Structured figure records
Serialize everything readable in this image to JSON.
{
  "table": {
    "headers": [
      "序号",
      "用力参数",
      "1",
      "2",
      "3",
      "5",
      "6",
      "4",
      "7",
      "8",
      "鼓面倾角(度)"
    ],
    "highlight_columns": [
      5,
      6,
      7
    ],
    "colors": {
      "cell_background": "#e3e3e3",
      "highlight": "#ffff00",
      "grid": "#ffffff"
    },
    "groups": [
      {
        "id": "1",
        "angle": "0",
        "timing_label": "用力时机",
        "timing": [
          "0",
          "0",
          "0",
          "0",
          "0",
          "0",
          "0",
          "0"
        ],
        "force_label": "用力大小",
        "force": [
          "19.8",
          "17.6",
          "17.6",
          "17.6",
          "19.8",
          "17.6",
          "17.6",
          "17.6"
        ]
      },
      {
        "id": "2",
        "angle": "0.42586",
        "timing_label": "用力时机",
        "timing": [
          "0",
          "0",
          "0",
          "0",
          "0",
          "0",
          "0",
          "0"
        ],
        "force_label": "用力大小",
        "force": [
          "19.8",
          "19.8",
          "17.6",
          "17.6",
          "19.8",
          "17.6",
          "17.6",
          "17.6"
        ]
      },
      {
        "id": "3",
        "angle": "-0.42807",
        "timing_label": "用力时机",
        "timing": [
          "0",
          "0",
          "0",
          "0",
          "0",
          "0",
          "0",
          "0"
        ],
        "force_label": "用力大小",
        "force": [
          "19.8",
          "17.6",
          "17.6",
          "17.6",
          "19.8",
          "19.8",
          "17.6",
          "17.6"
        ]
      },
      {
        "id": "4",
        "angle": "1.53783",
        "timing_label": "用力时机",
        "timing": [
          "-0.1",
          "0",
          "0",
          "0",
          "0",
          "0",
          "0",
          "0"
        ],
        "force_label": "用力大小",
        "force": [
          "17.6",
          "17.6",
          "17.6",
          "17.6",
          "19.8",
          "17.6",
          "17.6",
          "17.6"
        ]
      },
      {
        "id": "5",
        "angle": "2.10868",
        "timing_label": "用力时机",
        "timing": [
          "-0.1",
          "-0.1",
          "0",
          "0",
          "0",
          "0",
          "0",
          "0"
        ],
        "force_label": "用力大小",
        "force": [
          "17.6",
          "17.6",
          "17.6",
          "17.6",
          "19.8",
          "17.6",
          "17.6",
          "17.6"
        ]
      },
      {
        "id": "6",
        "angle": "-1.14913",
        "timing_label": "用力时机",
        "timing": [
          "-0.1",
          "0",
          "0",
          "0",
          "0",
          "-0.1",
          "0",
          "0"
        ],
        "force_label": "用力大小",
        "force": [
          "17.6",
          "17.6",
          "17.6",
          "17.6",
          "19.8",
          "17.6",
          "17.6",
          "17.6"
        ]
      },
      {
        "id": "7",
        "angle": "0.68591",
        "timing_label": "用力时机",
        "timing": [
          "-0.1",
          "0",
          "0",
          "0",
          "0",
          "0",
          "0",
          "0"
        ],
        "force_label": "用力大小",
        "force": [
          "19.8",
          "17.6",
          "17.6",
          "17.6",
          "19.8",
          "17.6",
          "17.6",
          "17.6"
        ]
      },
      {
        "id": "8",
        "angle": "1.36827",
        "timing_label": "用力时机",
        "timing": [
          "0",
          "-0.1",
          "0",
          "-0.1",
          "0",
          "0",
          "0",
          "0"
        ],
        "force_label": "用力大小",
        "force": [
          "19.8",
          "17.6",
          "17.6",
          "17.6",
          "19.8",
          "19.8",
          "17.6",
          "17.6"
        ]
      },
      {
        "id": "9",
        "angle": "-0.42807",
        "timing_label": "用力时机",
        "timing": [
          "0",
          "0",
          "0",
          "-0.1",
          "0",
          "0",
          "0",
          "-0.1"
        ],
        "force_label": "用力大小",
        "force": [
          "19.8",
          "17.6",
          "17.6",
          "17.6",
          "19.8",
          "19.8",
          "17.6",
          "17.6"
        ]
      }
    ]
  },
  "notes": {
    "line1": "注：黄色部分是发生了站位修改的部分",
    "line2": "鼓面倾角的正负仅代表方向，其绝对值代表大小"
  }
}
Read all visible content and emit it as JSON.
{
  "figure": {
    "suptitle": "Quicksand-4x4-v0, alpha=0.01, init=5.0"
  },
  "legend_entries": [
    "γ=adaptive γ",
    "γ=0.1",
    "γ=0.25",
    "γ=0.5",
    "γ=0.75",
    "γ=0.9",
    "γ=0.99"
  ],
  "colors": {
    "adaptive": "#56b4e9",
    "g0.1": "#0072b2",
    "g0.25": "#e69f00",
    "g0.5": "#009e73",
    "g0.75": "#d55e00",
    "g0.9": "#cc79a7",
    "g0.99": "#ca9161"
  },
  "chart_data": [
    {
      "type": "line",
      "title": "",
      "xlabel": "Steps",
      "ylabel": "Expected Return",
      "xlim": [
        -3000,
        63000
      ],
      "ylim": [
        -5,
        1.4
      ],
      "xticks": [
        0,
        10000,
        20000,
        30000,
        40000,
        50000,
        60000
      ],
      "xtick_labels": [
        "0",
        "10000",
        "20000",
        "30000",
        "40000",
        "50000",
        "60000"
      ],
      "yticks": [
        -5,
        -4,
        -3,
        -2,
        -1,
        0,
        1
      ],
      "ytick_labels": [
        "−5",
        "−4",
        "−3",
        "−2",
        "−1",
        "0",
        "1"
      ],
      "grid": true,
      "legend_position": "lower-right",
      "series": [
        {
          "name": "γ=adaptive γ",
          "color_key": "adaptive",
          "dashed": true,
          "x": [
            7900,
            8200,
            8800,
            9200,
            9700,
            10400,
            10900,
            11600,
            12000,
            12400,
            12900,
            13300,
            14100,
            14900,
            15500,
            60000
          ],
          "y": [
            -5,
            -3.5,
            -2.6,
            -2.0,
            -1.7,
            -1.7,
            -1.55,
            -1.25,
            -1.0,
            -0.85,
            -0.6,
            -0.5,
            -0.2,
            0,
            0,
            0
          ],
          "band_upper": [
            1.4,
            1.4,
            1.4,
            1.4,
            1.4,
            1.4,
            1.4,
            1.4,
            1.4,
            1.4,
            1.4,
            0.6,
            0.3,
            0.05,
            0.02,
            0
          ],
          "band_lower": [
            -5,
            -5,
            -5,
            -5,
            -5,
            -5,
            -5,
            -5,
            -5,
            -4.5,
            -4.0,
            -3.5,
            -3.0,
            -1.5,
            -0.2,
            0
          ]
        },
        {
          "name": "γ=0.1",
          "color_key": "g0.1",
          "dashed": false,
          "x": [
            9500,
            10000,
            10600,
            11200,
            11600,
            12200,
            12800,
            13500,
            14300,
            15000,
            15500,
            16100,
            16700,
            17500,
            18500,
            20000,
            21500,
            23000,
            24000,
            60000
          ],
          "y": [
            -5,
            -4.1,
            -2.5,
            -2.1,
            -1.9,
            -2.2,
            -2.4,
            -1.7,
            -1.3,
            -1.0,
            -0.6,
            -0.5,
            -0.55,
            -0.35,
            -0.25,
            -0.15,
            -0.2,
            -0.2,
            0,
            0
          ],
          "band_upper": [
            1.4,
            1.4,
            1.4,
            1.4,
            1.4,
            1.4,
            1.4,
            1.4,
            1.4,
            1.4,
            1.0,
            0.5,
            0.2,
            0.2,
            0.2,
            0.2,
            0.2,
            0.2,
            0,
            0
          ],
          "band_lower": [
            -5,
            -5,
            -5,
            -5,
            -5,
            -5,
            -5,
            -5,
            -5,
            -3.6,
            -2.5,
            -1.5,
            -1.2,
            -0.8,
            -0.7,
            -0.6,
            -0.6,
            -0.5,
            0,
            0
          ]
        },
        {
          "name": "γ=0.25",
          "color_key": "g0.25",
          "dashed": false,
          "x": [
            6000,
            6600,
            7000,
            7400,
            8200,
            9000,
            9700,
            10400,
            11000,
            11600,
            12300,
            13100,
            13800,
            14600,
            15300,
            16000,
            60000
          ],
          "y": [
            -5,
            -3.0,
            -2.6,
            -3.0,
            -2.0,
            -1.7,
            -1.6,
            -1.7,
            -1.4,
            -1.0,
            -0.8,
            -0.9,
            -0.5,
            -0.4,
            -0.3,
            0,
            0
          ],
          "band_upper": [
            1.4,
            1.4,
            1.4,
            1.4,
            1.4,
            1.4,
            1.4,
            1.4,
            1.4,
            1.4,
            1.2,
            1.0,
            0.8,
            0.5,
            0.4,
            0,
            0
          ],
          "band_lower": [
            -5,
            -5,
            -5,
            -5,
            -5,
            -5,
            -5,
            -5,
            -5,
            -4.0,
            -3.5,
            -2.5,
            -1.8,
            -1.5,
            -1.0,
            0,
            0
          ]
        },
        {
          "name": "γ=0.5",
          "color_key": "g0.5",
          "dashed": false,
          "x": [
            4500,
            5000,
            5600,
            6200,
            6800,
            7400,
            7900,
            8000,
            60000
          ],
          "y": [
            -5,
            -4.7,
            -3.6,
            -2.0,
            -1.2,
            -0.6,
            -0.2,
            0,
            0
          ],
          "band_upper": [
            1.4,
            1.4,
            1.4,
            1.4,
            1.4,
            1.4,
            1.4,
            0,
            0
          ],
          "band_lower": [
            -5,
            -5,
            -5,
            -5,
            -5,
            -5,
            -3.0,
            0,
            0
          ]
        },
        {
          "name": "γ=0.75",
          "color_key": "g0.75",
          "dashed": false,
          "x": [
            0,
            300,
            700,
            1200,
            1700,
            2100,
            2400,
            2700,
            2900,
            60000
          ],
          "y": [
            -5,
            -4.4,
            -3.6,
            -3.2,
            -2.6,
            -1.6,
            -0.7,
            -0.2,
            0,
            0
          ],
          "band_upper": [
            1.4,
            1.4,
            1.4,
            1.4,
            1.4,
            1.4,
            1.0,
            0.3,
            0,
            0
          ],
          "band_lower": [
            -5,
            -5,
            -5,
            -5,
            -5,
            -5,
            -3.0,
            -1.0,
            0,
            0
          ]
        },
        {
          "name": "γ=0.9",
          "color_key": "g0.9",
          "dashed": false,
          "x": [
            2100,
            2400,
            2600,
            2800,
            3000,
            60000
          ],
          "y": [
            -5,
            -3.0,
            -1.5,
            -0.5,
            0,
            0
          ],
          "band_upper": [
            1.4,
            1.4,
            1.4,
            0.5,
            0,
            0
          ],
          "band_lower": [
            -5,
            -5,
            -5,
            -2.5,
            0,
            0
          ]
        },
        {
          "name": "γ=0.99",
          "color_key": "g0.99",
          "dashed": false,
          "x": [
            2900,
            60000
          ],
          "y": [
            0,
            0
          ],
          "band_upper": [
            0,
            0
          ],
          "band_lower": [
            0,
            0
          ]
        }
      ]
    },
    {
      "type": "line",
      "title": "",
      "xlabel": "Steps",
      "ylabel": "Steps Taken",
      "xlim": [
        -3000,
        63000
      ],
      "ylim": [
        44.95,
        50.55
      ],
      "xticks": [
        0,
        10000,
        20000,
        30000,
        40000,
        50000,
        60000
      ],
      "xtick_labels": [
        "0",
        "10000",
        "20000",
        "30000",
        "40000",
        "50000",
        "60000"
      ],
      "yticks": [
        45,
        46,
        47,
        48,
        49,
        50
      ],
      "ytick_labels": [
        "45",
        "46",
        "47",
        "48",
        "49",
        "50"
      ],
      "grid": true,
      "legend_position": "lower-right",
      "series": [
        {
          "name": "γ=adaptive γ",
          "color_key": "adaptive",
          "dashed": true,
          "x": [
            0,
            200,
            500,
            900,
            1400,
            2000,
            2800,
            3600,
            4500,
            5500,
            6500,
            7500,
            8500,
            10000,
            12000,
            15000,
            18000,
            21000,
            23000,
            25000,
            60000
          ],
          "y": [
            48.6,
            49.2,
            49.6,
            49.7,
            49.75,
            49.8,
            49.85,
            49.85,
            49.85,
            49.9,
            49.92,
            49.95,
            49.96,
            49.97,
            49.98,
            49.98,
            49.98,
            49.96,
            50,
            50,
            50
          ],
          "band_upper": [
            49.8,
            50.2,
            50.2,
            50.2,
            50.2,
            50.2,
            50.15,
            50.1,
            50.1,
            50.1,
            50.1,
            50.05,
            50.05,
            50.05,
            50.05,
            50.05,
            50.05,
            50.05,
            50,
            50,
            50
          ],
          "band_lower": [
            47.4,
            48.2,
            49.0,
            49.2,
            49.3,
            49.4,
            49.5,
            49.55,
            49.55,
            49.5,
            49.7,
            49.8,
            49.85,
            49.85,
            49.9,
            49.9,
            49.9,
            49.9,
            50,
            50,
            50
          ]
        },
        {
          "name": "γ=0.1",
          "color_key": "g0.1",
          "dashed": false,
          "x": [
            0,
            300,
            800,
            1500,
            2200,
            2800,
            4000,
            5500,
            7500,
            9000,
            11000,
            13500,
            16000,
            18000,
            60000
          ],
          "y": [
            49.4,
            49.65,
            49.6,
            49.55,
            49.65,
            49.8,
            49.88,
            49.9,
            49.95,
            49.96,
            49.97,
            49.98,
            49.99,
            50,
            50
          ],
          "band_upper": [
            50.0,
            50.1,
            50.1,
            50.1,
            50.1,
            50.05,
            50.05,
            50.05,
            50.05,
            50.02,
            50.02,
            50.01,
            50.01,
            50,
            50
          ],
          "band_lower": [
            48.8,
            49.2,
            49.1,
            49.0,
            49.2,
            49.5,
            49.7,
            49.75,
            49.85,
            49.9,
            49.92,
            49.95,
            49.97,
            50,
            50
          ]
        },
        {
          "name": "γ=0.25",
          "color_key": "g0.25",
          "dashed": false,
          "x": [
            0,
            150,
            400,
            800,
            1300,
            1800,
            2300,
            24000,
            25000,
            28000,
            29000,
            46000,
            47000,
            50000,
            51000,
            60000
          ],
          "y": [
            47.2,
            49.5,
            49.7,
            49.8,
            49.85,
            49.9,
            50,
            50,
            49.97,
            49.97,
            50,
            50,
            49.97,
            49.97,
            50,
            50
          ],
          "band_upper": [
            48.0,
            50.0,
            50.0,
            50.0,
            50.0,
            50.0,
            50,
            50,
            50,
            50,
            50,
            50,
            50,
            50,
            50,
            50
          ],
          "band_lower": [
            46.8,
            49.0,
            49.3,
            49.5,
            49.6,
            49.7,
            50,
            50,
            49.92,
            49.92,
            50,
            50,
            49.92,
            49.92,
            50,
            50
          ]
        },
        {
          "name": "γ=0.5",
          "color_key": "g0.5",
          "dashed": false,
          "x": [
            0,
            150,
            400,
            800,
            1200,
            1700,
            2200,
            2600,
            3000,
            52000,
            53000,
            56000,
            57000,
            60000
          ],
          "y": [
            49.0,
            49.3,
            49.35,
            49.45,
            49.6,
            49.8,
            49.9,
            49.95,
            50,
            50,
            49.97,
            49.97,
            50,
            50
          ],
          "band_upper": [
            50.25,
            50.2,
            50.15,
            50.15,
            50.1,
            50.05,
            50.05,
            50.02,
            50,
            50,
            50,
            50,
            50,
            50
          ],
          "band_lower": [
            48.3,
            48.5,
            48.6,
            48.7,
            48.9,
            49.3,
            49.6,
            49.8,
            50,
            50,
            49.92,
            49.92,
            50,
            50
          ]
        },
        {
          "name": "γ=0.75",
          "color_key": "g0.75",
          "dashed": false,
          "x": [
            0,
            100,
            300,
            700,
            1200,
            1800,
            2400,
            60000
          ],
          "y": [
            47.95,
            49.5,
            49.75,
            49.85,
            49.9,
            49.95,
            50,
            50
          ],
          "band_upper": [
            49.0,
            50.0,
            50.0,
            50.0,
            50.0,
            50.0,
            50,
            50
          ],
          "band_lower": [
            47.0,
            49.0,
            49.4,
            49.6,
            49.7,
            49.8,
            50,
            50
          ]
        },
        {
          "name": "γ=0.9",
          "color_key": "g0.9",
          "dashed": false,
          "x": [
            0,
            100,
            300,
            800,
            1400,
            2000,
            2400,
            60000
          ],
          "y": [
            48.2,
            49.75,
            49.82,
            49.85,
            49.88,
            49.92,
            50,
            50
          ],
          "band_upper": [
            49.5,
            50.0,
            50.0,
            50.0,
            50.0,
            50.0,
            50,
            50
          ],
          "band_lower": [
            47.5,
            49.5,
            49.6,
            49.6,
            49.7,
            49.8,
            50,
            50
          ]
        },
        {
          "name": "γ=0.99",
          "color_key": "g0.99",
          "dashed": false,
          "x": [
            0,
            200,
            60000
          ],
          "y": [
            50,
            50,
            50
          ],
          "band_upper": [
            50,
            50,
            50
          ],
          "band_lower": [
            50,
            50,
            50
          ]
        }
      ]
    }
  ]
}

■ **What is needed**:
List each line in the listing that contains the string "JSON".

■ **Exercise answer**:
Serialize everything readable in this image to JSON.
Read all visible content and emit it as JSON.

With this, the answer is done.